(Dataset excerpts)
..........

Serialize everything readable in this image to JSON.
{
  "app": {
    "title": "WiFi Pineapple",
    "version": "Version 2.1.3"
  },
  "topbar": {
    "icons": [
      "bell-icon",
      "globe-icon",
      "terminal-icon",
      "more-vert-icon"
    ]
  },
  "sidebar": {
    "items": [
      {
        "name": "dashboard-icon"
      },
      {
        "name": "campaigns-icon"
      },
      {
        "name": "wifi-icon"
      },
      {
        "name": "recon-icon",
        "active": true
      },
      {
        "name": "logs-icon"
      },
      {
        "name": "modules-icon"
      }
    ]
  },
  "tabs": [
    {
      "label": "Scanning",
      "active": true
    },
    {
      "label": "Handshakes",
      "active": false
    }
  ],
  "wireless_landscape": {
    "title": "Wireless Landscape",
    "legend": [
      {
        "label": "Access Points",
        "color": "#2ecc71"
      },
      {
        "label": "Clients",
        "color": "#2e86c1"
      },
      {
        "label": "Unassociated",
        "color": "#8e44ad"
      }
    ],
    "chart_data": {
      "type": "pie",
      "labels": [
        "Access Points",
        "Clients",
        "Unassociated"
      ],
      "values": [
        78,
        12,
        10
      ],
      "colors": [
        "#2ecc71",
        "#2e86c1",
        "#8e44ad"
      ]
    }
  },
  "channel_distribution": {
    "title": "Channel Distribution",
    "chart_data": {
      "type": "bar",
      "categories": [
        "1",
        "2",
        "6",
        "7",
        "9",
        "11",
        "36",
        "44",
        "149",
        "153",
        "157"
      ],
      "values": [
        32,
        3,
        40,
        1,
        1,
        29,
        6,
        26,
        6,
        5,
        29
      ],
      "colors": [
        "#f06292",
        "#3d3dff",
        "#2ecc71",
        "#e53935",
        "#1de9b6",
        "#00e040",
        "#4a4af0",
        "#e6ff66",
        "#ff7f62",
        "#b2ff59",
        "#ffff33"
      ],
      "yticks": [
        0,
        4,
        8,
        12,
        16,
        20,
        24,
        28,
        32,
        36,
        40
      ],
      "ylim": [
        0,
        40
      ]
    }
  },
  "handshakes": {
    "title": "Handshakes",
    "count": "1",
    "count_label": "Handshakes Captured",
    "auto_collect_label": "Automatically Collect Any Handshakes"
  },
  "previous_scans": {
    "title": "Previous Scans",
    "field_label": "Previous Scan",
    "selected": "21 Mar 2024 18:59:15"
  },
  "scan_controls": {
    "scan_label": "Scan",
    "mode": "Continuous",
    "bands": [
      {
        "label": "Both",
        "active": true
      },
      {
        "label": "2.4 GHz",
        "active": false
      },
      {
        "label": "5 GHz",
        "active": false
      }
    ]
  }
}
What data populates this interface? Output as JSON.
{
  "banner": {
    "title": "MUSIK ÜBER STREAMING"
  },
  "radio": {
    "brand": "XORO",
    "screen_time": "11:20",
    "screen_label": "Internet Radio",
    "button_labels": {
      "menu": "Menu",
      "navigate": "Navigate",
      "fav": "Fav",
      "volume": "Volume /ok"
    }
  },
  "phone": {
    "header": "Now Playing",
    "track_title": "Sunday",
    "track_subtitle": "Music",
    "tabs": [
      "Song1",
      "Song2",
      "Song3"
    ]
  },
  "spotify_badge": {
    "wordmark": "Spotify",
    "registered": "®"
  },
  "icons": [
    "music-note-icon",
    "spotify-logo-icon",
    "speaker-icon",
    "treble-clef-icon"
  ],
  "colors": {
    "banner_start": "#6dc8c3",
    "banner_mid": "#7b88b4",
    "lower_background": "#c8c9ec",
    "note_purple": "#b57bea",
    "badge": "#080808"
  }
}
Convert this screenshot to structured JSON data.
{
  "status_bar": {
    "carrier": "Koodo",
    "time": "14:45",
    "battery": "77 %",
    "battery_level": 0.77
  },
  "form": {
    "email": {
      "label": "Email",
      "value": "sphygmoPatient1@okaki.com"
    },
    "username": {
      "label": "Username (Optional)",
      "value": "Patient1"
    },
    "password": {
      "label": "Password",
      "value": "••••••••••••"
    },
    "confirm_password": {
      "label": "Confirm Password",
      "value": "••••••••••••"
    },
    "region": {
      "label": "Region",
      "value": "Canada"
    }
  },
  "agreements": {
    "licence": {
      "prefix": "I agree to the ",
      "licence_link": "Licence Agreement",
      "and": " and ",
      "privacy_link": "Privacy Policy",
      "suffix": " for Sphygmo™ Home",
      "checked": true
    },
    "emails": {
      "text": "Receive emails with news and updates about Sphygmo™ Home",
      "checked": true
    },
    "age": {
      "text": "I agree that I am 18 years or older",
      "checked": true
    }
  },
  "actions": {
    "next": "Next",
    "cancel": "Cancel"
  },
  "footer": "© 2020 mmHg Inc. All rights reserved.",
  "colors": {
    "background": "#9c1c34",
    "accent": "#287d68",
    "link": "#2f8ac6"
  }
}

..........

> _Exercise description_
Reproduce exactly the lines from the one with "Convert this screenshot" through the end of the entries above, both ends included.

> _The solution_
Convert this screenshot to structured JSON data.
{
  "status_bar": {
    "carrier": "Koodo",
    "time": "14:45",
    "battery": "77 %",
    "battery_level": 0.77
  },
  "form": {
    "email": {
      "label": "Email",
      "value": "sphygmoPatient1@okaki.com"
    },
    "username": {
      "label": "Username (Optional)",
      "value": "Patient1"
    },
    "password": {
      "label": "Password",
      "value": "••••••••••••"
    },
    "confirm_password": {
      "label": "Confirm Password",
      "value": "••••••••••••"
    },
    "region": {
      "label": "Region",
      "value": "Canada"
    }
  },
  "agreements": {
    "licence": {
      "prefix": "I agree to the ",
      "licence_link": "Licence Agreement",
      "and": " and ",
      "privacy_link": "Privacy Policy",
      "suffix": " for Sphygmo™ Home",
      "checked": true
    },
    "emails": {
      "text": "Receive emails with news and updates about Sphygmo™ Home",
      "checked": true
    },
    "age": {
      "text": "I agree that I am 18 years or older",
      "checked": true
    }
  },
  "actions": {
    "next": "Next",
    "cancel": "Cancel"
  },
  "footer": "© 2020 mmHg Inc. All rights reserved.",
  "colors": {
    "background": "#9c1c34",
    "accent": "#287d68",
    "link": "#2f8ac6"
  }
}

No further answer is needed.